(Beginning of EXTRACTED MATERIAL)

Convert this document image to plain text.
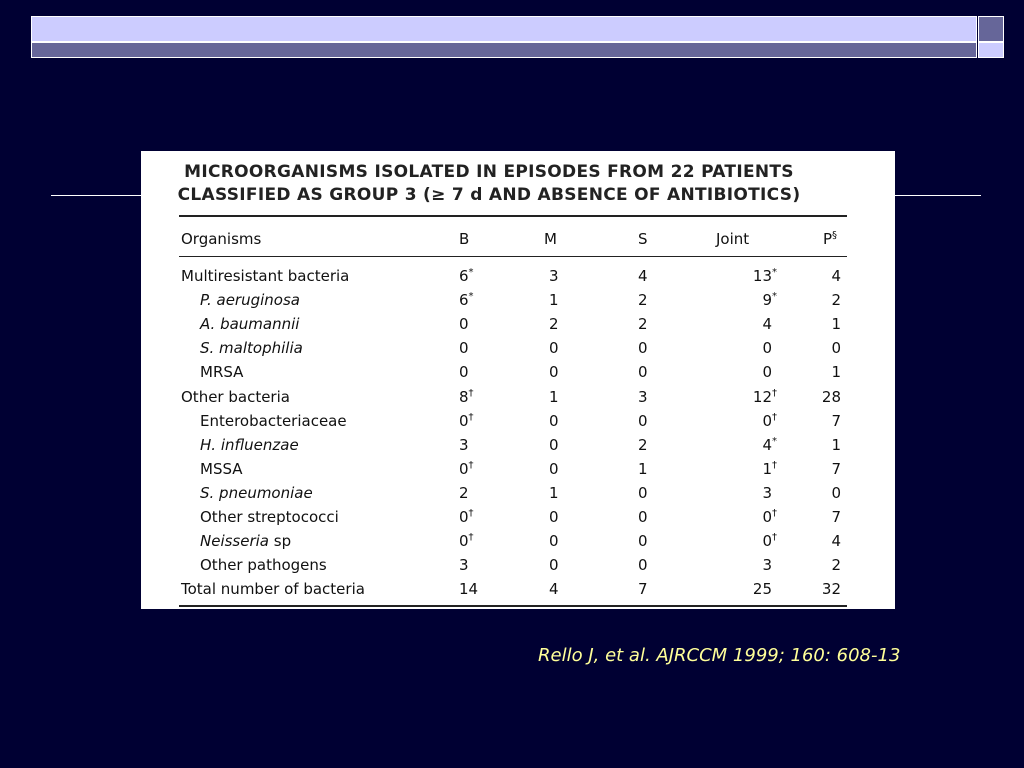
MICROORGANISMS ISOLATED IN EPISODES FROM 22 PATIENTS
CLASSIFIED AS GROUP 3 (≥ 7 d AND ABSENCE OF ANTIBIOTICS)
Organisms	B	M	S	Joint	P§
Multiresistant bacteria	6*	3	4	13*	4
P. aeruginosa	6*	1	2	9*	2
A. baumannii	0	2	2	4	1
S. maltophilia	0	0	0	0	0
MRSA	0	0	0	0	1
Other bacteria	8†	1	3	12†	28
Enterobacteriaceae	0†	0	0	0†	7
H. influenzae	3	0	2	4*	1
MSSA	0†	0	1	1†	7
S. pneumoniae	2	1	0	3	0
Other streptococci	0†	0	0	0†	7
Neisseria sp	0†	0	0	0†	4
Other pathogens	3	0	0	3	2
Total number of bacteria	14	4	7	25	32
Rello J, et al. AJRCCM 1999; 160: 608-13
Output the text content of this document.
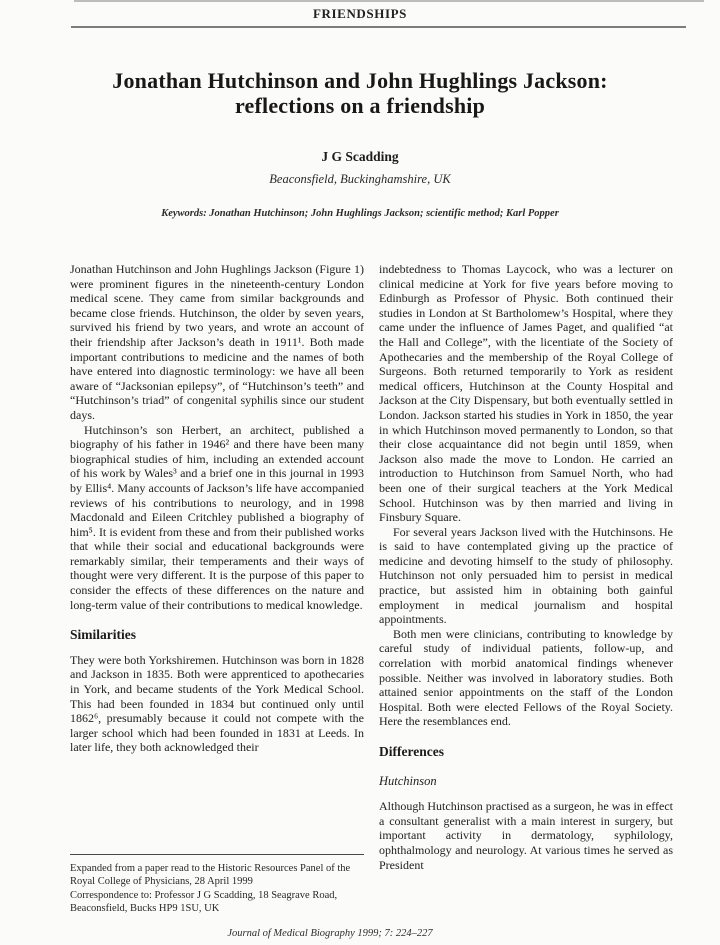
FRIENDSHIPS
Jonathan Hutchinson and John Hughlings Jackson:
reflections on a friendship
J G Scadding
Beaconsfield, Buckinghamshire, UK
Keywords: Jonathan Hutchinson; John Hughlings Jackson; scientific method; Karl Popper

Jonathan Hutchinson and John Hughlings Jackson (Figure 1) were prominent figures in the nineteenth-century London medical scene. They came from similar backgrounds and became close friends. Hutchinson, the older by seven years, survived his friend by two years, and wrote an account of their friendship after Jackson’s death in 1911¹. Both made important contributions to medicine and the names of both have entered into diagnostic terminology: we have all been aware of “Jacksonian epilepsy”, of “Hutchinson’s teeth” and “Hutchinson’s triad” of congenital syphilis since our student days.

Hutchinson’s son Herbert, an architect, published a biography of his father in 1946² and there have been many biographical studies of him, including an extended account of his work by Wales³ and a brief one in this journal in 1993 by Ellis⁴. Many accounts of Jackson’s life have accompanied reviews of his contributions to neurology, and in 1998 Macdonald and Eileen Critchley published a biography of him⁵. It is evident from these and from their published works that while their social and educational backgrounds were remarkably similar, their temperaments and their ways of thought were very different. It is the purpose of this paper to consider the effects of these differences on the nature and long-term value of their contributions to medical knowledge.

Similarities

They were both Yorkshiremen. Hutchinson was born in 1828 and Jackson in 1835. Both were apprenticed to apothecaries in York, and became students of the York Medical School. This had been founded in 1834 but continued only until 1862⁶, presumably because it could not compete with the larger school which had been founded in 1831 at Leeds. In later life, they both acknowledged their

Expanded from a paper read to the Historic Resources Panel of the Royal College of Physicians, 28 April 1999

Correspondence to: Professor J G Scadding, 18 Seagrave Road, Beaconsfield, Bucks HP9 1SU, UK

indebtedness to Thomas Laycock, who was a lecturer on clinical medicine at York for five years before moving to Edinburgh as Professor of Physic. Both continued their studies in London at St Bartholomew’s Hospital, where they came under the influence of James Paget, and qualified “at the Hall and College”, with the licentiate of the Society of Apothecaries and the membership of the Royal College of Surgeons. Both returned temporarily to York as resident medical officers, Hutchinson at the County Hospital and Jackson at the City Dispensary, but both eventually settled in London. Jackson started his studies in York in 1850, the year in which Hutchinson moved permanently to London, so that their close acquaintance did not begin until 1859, when Jackson also made the move to London. He carried an introduction to Hutchinson from Samuel North, who had been one of their surgical teachers at the York Medical School. Hutchinson was by then married and living in Finsbury Square.

For several years Jackson lived with the Hutchinsons. He is said to have contemplated giving up the practice of medicine and devoting himself to the study of philosophy. Hutchinson not only persuaded him to persist in medical practice, but assisted him in obtaining both gainful employment in medical journalism and hospital appointments.

Both men were clinicians, contributing to knowledge by careful study of individual patients, follow-up, and correlation with morbid anatomical findings whenever possible. Neither was involved in laboratory studies. Both attained senior appointments on the staff of the London Hospital. Both were elected Fellows of the Royal Society. Here the resemblances end.

Differences
Hutchinson

Although Hutchinson practised as a surgeon, he was in effect a consultant generalist with a main interest in surgery, but important activity in dermatology, syphilology, ophthalmology and neurology. At various times he served as President

Journal of Medical Biography 1999; 7: 224–227
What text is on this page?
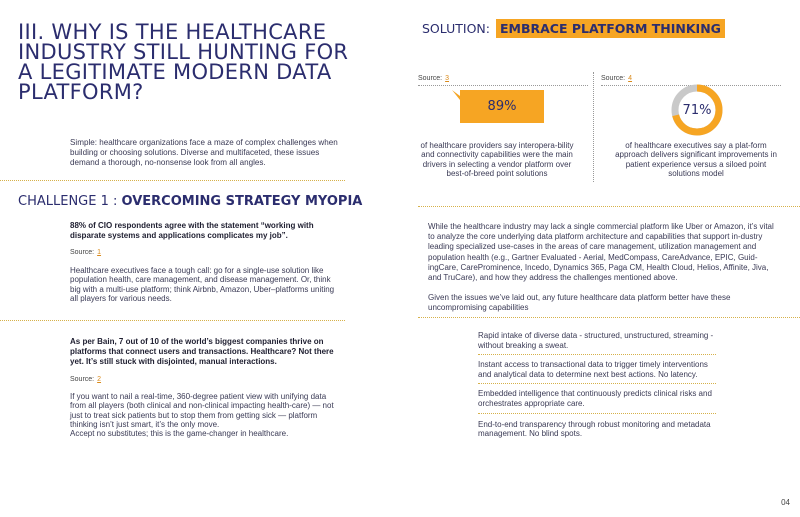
III. WHY IS THE HEALTHCARE INDUSTRY STILL HUNTING FOR A LEGITIMATE MODERN DATA PLATFORM?

Simple: healthcare organizations face a maze of complex challenges when building or choosing solutions. Diverse and multifaceted, these issues demand a thorough, no-nonsense look from all angles.

CHALLENGE 1 : OVERCOMING STRATEGY MYOPIA

88% of CIO respondents agree with the statement “working with disparate systems and applications complicates my job”.

Source: 1

Healthcare executives face a tough call: go for a single-use solution like population health, care management, and disease management. Or, think big with a multi-use platform; think Airbnb, Amazon, Uber–platforms uniting all players for various needs.

As per Bain, 7 out of 10 of the world’s biggest companies thrive on platforms that connect users and transactions. Healthcare? Not there yet. It’s still stuck with disjointed, manual interactions.

Source: 2

If you want to nail a real-time, 360-degree patient view with unifying data from all players (both clinical and non-clinical impacting health-care) — not just to treat sick patients but to stop them from getting sick — platform thinking isn’t just smart, it’s the only move.

Accept no substitutes; this is the game-changer in healthcare.

SOLUTION: EMBRACE PLATFORM THINKING
Source: 3
89%

of healthcare providers say interopera-bility and connectivity capabilities were the main drivers in selecting a vendor platform over best-of-breed point solutions

Source: 4
71%

of healthcare executives say a plat-form approach delivers significant improvements in patient experience versus a siloed point solutions model

While the healthcare industry may lack a single commercial platform like Uber or Amazon, it’s vital to analyze the core underlying data platform architecture and capabilities that support in-dustry leading specialized use-cases in the areas of care management, utilization management and population health (e.g., Gartner Evaluated - Aerial, MedCompass, CareAdvance, EPIC, Guid-ingCare, CareProminence, Incedo, Dynamics 365, Paga CM, Health Cloud, Helios, Affinite, Jiva, and TruCare), and how they address the challenges mentioned above.

Given the issues we’ve laid out, any future healthcare data platform better have these uncompromising capabilities

Rapid intake of diverse data - structured, unstructured, streaming - without breaking a sweat.

Instant access to transactional data to trigger timely interventions and analytical data to determine next best actions. No latency.

Embedded intelligence that continuously predicts clinical risks and orchestrates appropriate care.

End-to-end transparency through robust monitoring and metadata management. No blind spots.

04
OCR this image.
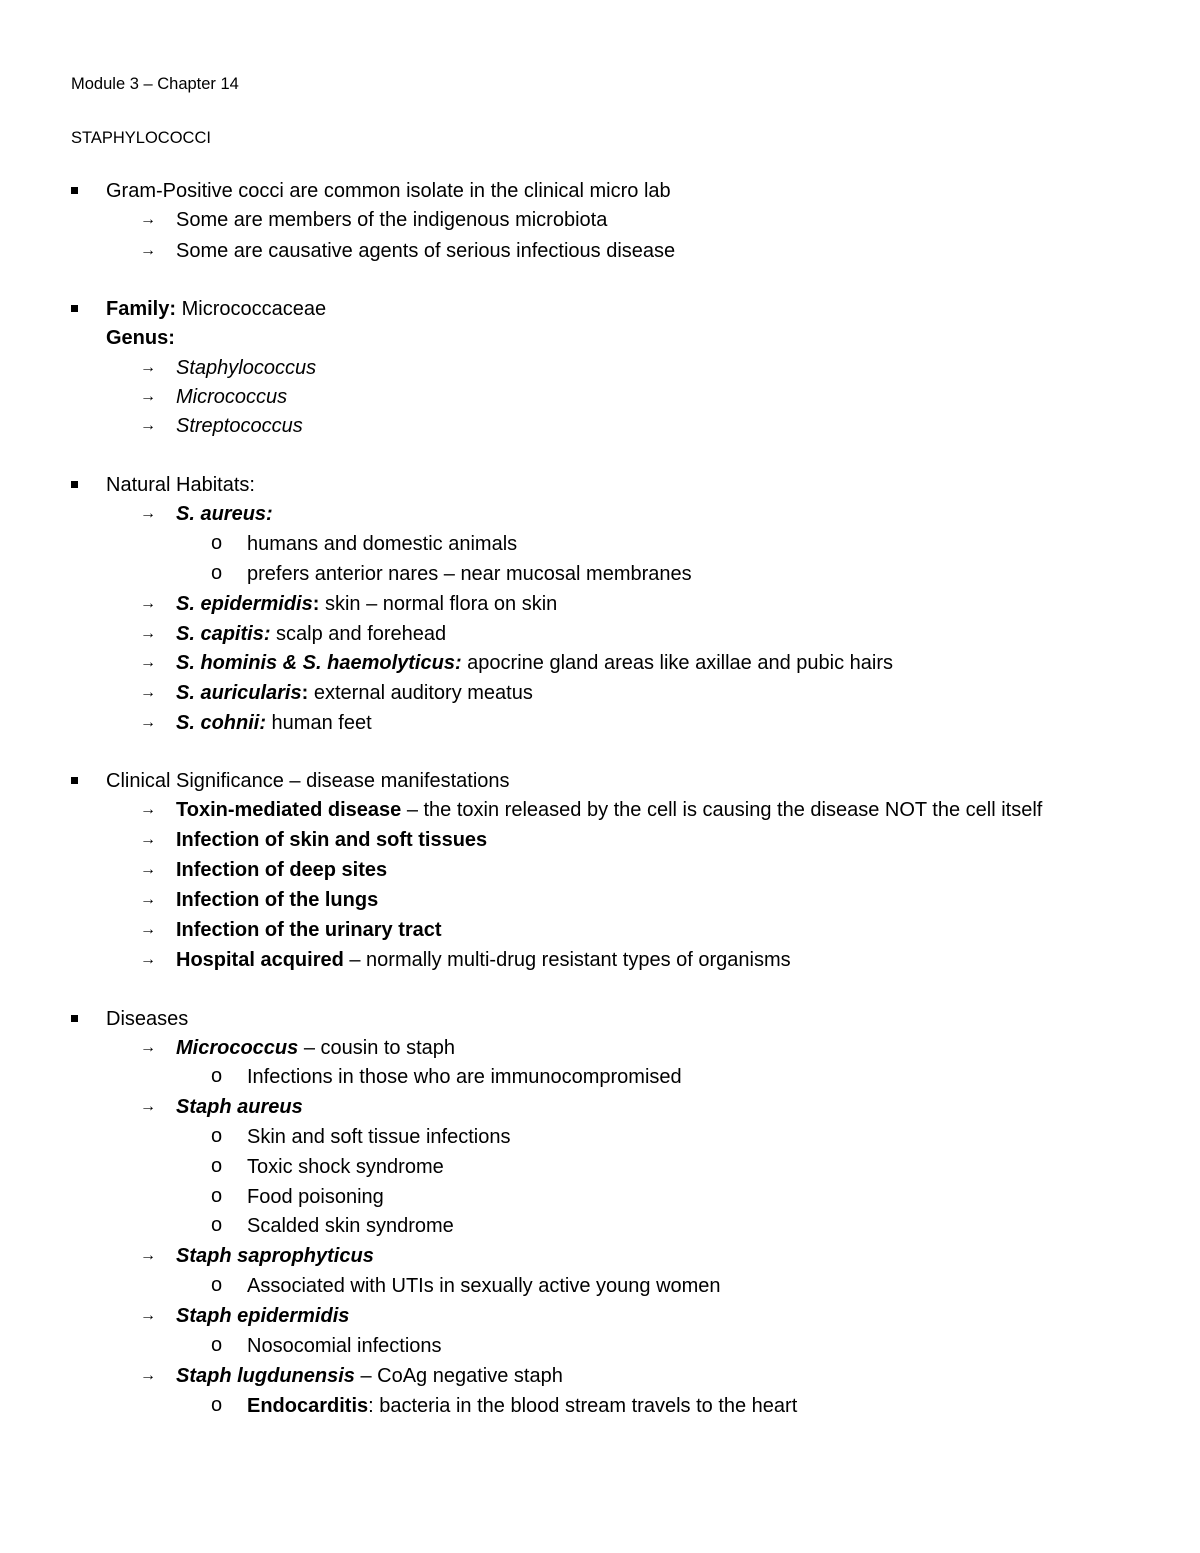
Module 3 – Chapter 14
STAPHYLOCOCCI
Gram-Positive cocci are common isolate in the clinical micro lab
→ Some are members of the indigenous microbiota
→ Some are causative agents of serious infectious disease
Family: Micrococcaceae
Genus:
→ Staphylococcus
→ Micrococcus
→ Streptococcus
Natural Habitats:
→ S. aureus:
o humans and domestic animals
o prefers anterior nares – near mucosal membranes
→ S. epidermidis: skin – normal flora on skin
→ S. capitis: scalp and forehead
→ S. hominis & S. haemolyticus: apocrine gland areas like axillae and pubic hairs
→ S. auricularis: external auditory meatus
→ S. cohnii: human feet
Clinical Significance – disease manifestations
→ Toxin-mediated disease – the toxin released by the cell is causing the disease NOT the cell itself
→ Infection of skin and soft tissues
→ Infection of deep sites
→ Infection of the lungs
→ Infection of the urinary tract
→ Hospital acquired – normally multi-drug resistant types of organisms
Diseases
→ Micrococcus – cousin to staph
o Infections in those who are immunocompromised
→ Staph aureus
o Skin and soft tissue infections
o Toxic shock syndrome
o Food poisoning
o Scalded skin syndrome
→ Staph saprophyticus
o Associated with UTIs in sexually active young women
→ Staph epidermidis
o Nosocomial infections
→ Staph lugdunensis – CoAg negative staph
o Endocarditis: bacteria in the blood stream travels to the heart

(End of EXTRACTED MATERIAL)

### EXERCISE GOAL
Each line of the data above is to be output exactly; the pictures are not to appear.

### COMPLETED EXERCISE
Convert this document image to plain text.
MICROORGANISMS ISOLATED IN EPISODES FROM 22 PATIENTS
CLASSIFIED AS GROUP 3 (≥ 7 d AND ABSENCE OF ANTIBIOTICS)
Organisms	B	M	S	Joint	P§
Multiresistant bacteria	6*	3	4	13*	4
P. aeruginosa	6*	1	2	9*	2
A. baumannii	0	2	2	4	1
S. maltophilia	0	0	0	0	0
MRSA	0	0	0	0	1
Other bacteria	8†	1	3	12†	28
Enterobacteriaceae	0†	0	0	0†	7
H. influenzae	3	0	2	4*	1
MSSA	0†	0	1	1†	7
S. pneumoniae	2	1	0	3	0
Other streptococci	0†	0	0	0†	7
Neisseria sp	0†	0	0	0†	4
Other pathogens	3	0	0	3	2
Total number of bacteria	14	4	7	25	32
Rello J, et al. AJRCCM 1999; 160: 608-13
Output the text content of this document.
FRIENDSHIPS
Jonathan Hutchinson and John Hughlings Jackson:
reflections on a friendship
J G Scadding
Beaconsfield, Buckinghamshire, UK
Keywords: Jonathan Hutchinson; John Hughlings Jackson; scientific method; Karl Popper

Jonathan Hutchinson and John Hughlings Jackson (Figure 1) were prominent figures in the nineteenth-century London medical scene. They came from similar backgrounds and became close friends. Hutchinson, the older by seven years, survived his friend by two years, and wrote an account of their friendship after Jackson’s death in 1911¹. Both made important contributions to medicine and the names of both have entered into diagnostic terminology: we have all been aware of “Jacksonian epilepsy”, of “Hutchinson’s teeth” and “Hutchinson’s triad” of congenital syphilis since our student days.

Hutchinson’s son Herbert, an architect, published a biography of his father in 1946² and there have been many biographical studies of him, including an extended account of his work by Wales³ and a brief one in this journal in 1993 by Ellis⁴. Many accounts of Jackson’s life have accompanied reviews of his contributions to neurology, and in 1998 Macdonald and Eileen Critchley published a biography of him⁵. It is evident from these and from their published works that while their social and educational backgrounds were remarkably similar, their temperaments and their ways of thought were very different. It is the purpose of this paper to consider the effects of these differences on the nature and long-term value of their contributions to medical knowledge.

Similarities

They were both Yorkshiremen. Hutchinson was born in 1828 and Jackson in 1835. Both were apprenticed to apothecaries in York, and became students of the York Medical School. This had been founded in 1834 but continued only until 1862⁶, presumably because it could not compete with the larger school which had been founded in 1831 at Leeds. In later life, they both acknowledged their

Expanded from a paper read to the Historic Resources Panel of the Royal College of Physicians, 28 April 1999

Correspondence to: Professor J G Scadding, 18 Seagrave Road, Beaconsfield, Bucks HP9 1SU, UK

indebtedness to Thomas Laycock, who was a lecturer on clinical medicine at York for five years before moving to Edinburgh as Professor of Physic. Both continued their studies in London at St Bartholomew’s Hospital, where they came under the influence of James Paget, and qualified “at the Hall and College”, with the licentiate of the Society of Apothecaries and the membership of the Royal College of Surgeons. Both returned temporarily to York as resident medical officers, Hutchinson at the County Hospital and Jackson at the City Dispensary, but both eventually settled in London. Jackson started his studies in York in 1850, the year in which Hutchinson moved permanently to London, so that their close acquaintance did not begin until 1859, when Jackson also made the move to London. He carried an introduction to Hutchinson from Samuel North, who had been one of their surgical teachers at the York Medical School. Hutchinson was by then married and living in Finsbury Square.

For several years Jackson lived with the Hutchinsons. He is said to have contemplated giving up the practice of medicine and devoting himself to the study of philosophy. Hutchinson not only persuaded him to persist in medical practice, but assisted him in obtaining both gainful employment in medical journalism and hospital appointments.

Both men were clinicians, contributing to knowledge by careful study of individual patients, follow-up, and correlation with morbid anatomical findings whenever possible. Neither was involved in laboratory studies. Both attained senior appointments on the staff of the London Hospital. Both were elected Fellows of the Royal Society. Here the resemblances end.

Differences
Hutchinson

Although Hutchinson practised as a surgeon, he was in effect a consultant generalist with a main interest in surgery, but important activity in dermatology, syphilology, ophthalmology and neurology. At various times he served as President

Journal of Medical Biography 1999; 7: 224–227
What text is on this page?
III. WHY IS THE HEALTHCARE INDUSTRY STILL HUNTING FOR A LEGITIMATE MODERN DATA PLATFORM?

Simple: healthcare organizations face a maze of complex challenges when building or choosing solutions. Diverse and multifaceted, these issues demand a thorough, no-nonsense look from all angles.

CHALLENGE 1 : OVERCOMING STRATEGY MYOPIA

88% of CIO respondents agree with the statement “working with disparate systems and applications complicates my job”.

Source: 1

Healthcare executives face a tough call: go for a single-use solution like population health, care management, and disease management. Or, think big with a multi-use platform; think Airbnb, Amazon, Uber–platforms uniting all players for various needs.

As per Bain, 7 out of 10 of the world’s biggest companies thrive on platforms that connect users and transactions. Healthcare? Not there yet. It’s still stuck with disjointed, manual interactions.

Source: 2

If you want to nail a real-time, 360-degree patient view with unifying data from all players (both clinical and non-clinical impacting health-care) — not just to treat sick patients but to stop them from getting sick — platform thinking isn’t just smart, it’s the only move.

Accept no substitutes; this is the game-changer in healthcare.

SOLUTION: EMBRACE PLATFORM THINKING
Source: 3
89%

of healthcare providers say interopera-bility and connectivity capabilities were the main drivers in selecting a vendor platform over best-of-breed point solutions

Source: 4
71%

of healthcare executives say a plat-form approach delivers significant improvements in patient experience versus a siloed point solutions model

While the healthcare industry may lack a single commercial platform like Uber or Amazon, it’s vital to analyze the core underlying data platform architecture and capabilities that support in-dustry leading specialized use-cases in the areas of care management, utilization management and population health (e.g., Gartner Evaluated - Aerial, MedCompass, CareAdvance, EPIC, Guid-ingCare, CareProminence, Incedo, Dynamics 365, Paga CM, Health Cloud, Helios, Affinite, Jiva, and TruCare), and how they address the challenges mentioned above.

Given the issues we’ve laid out, any future healthcare data platform better have these uncompromising capabilities

Rapid intake of diverse data - structured, unstructured, streaming - without breaking a sweat.

Instant access to transactional data to trigger timely interventions and analytical data to determine next best actions. No latency.

Embedded intelligence that continuously predicts clinical risks and orchestrates appropriate care.

End-to-end transparency through robust monitoring and metadata management. No blind spots.

04
OCR this image.
Module 3 – Chapter 14
STAPHYLOCOCCI
Gram-Positive cocci are common isolate in the clinical micro lab
→ Some are members of the indigenous microbiota
→ Some are causative agents of serious infectious disease
Family: Micrococcaceae
Genus:
→ Staphylococcus
→ Micrococcus
→ Streptococcus
Natural Habitats:
→ S. aureus:
o humans and domestic animals
o prefers anterior nares – near mucosal membranes
→ S. epidermidis: skin – normal flora on skin
→ S. capitis: scalp and forehead
→ S. hominis & S. haemolyticus: apocrine gland areas like axillae and pubic hairs
→ S. auricularis: external auditory meatus
→ S. cohnii: human feet
Clinical Significance – disease manifestations
→ Toxin-mediated disease – the toxin released by the cell is causing the disease NOT the cell itself
→ Infection of skin and soft tissues
→ Infection of deep sites
→ Infection of the lungs
→ Infection of the urinary tract
→ Hospital acquired – normally multi-drug resistant types of organisms
Diseases
→ Micrococcus – cousin to staph
o Infections in those who are immunocompromised
→ Staph aureus
o Skin and soft tissue infections
o Toxic shock syndrome
o Food poisoning
o Scalded skin syndrome
→ Staph saprophyticus
o Associated with UTIs in sexually active young women
→ Staph epidermidis
o Nosocomial infections
→ Staph lugdunensis – CoAg negative staph
o Endocarditis: bacteria in the blood stream travels to the heart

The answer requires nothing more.